- Exercise input:
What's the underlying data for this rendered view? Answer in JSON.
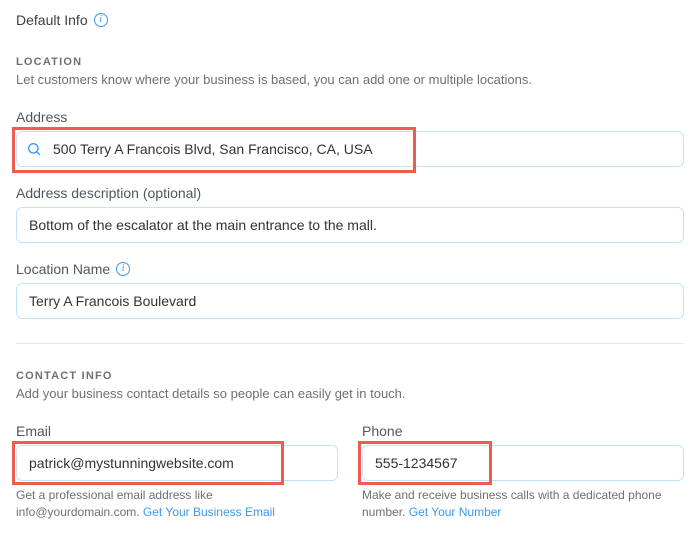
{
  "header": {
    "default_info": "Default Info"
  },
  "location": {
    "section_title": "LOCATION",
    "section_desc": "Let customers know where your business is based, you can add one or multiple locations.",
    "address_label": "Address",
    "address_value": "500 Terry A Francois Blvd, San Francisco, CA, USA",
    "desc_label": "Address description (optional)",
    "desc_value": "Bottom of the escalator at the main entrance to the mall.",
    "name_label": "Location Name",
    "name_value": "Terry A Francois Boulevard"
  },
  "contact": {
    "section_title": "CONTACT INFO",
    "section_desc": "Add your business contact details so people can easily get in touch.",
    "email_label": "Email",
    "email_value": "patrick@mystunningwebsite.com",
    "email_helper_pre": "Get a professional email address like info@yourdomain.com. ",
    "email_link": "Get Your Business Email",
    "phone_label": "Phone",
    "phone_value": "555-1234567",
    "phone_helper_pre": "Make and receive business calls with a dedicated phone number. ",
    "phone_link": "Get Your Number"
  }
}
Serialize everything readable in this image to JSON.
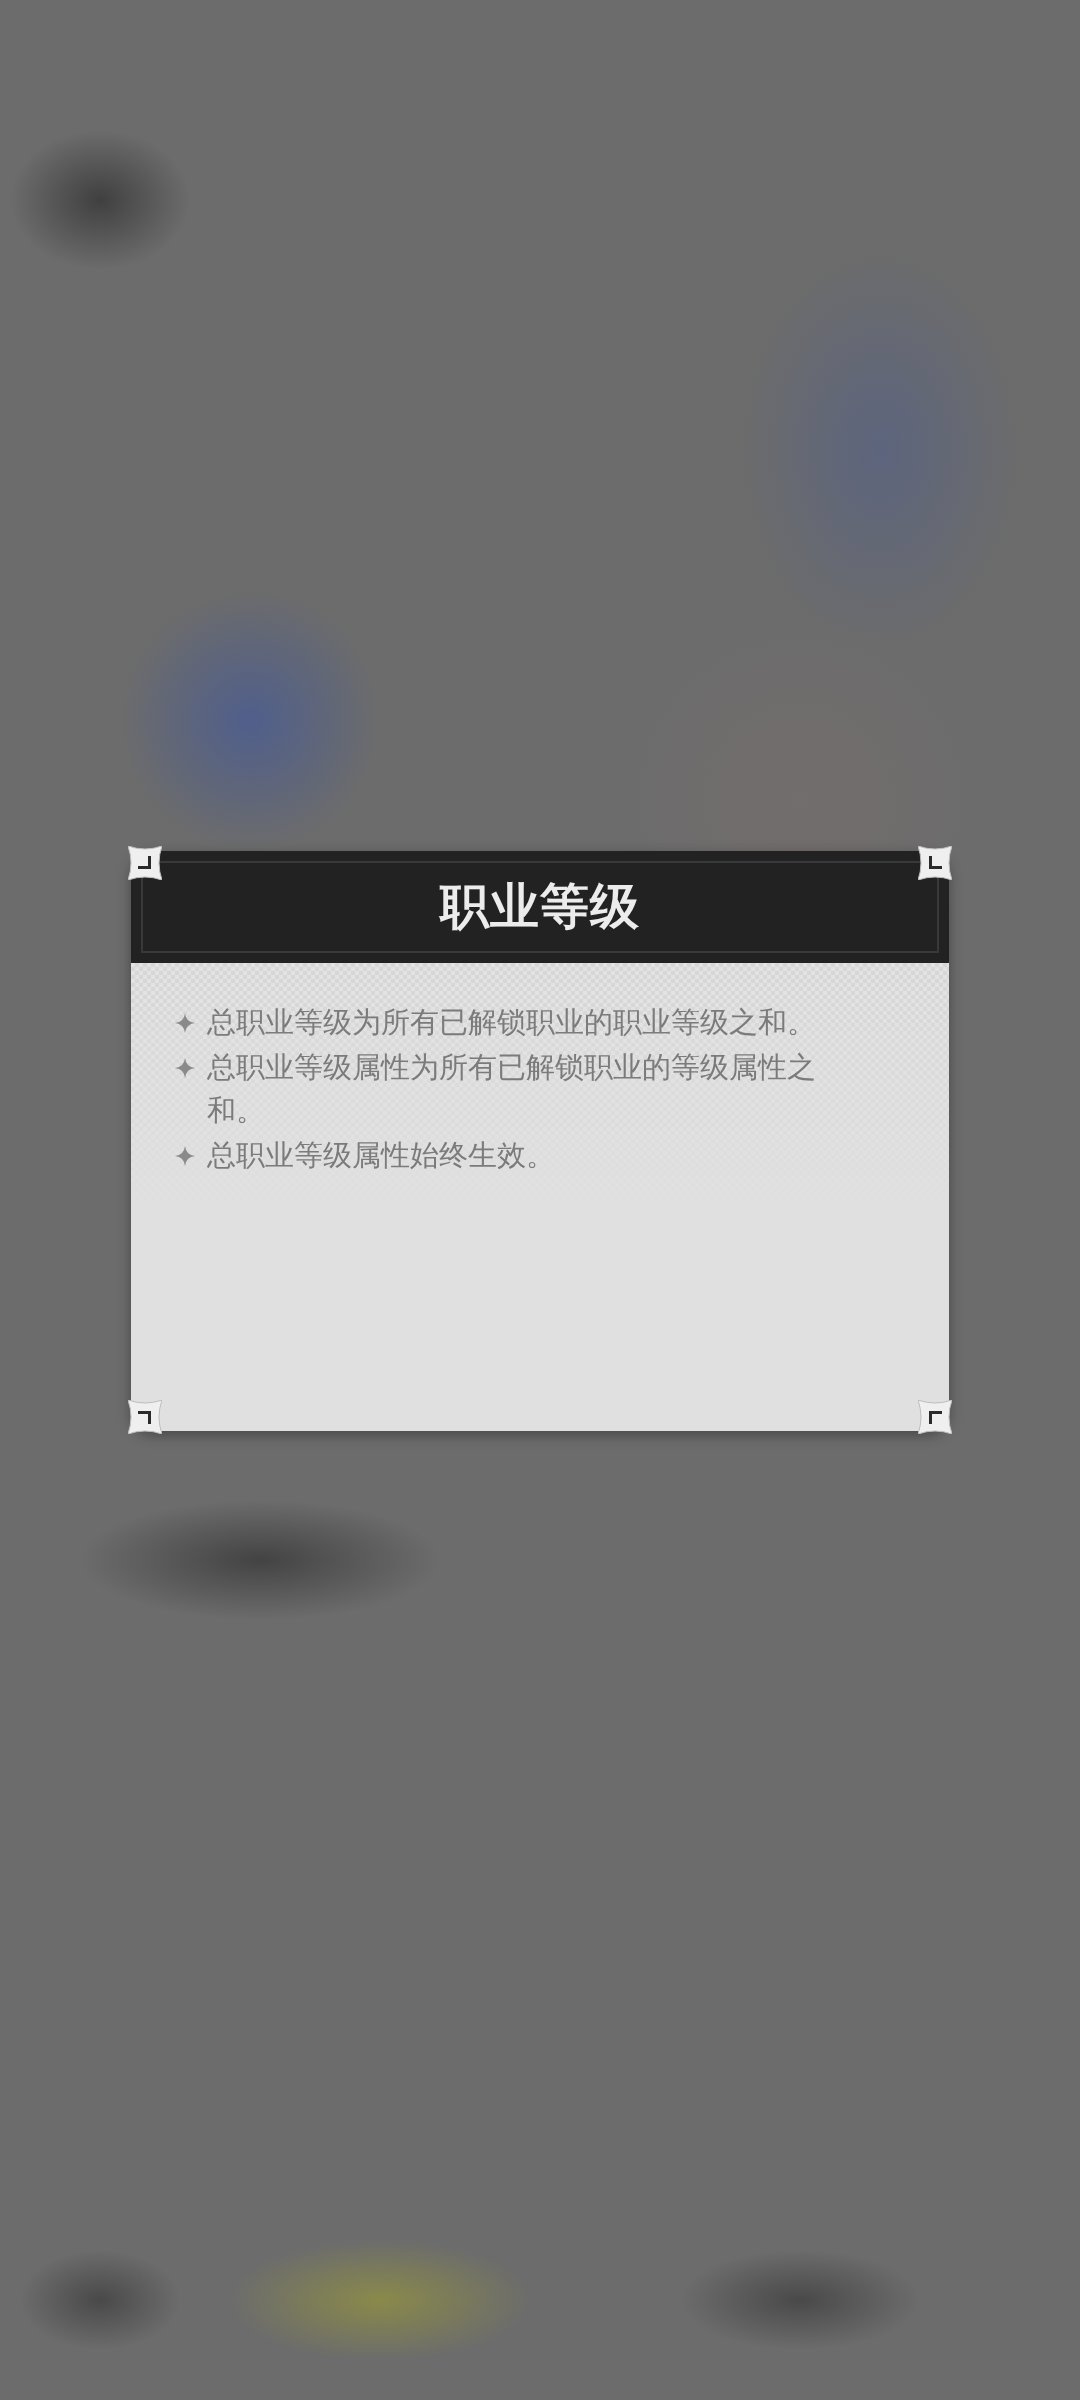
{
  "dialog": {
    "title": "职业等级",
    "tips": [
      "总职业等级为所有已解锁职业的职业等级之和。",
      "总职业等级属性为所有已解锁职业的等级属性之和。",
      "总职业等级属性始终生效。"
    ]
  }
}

- Short problem: Exactly how many lines of the listing above contain the string "JSON"? Give no more than the number.

- Right answer: 2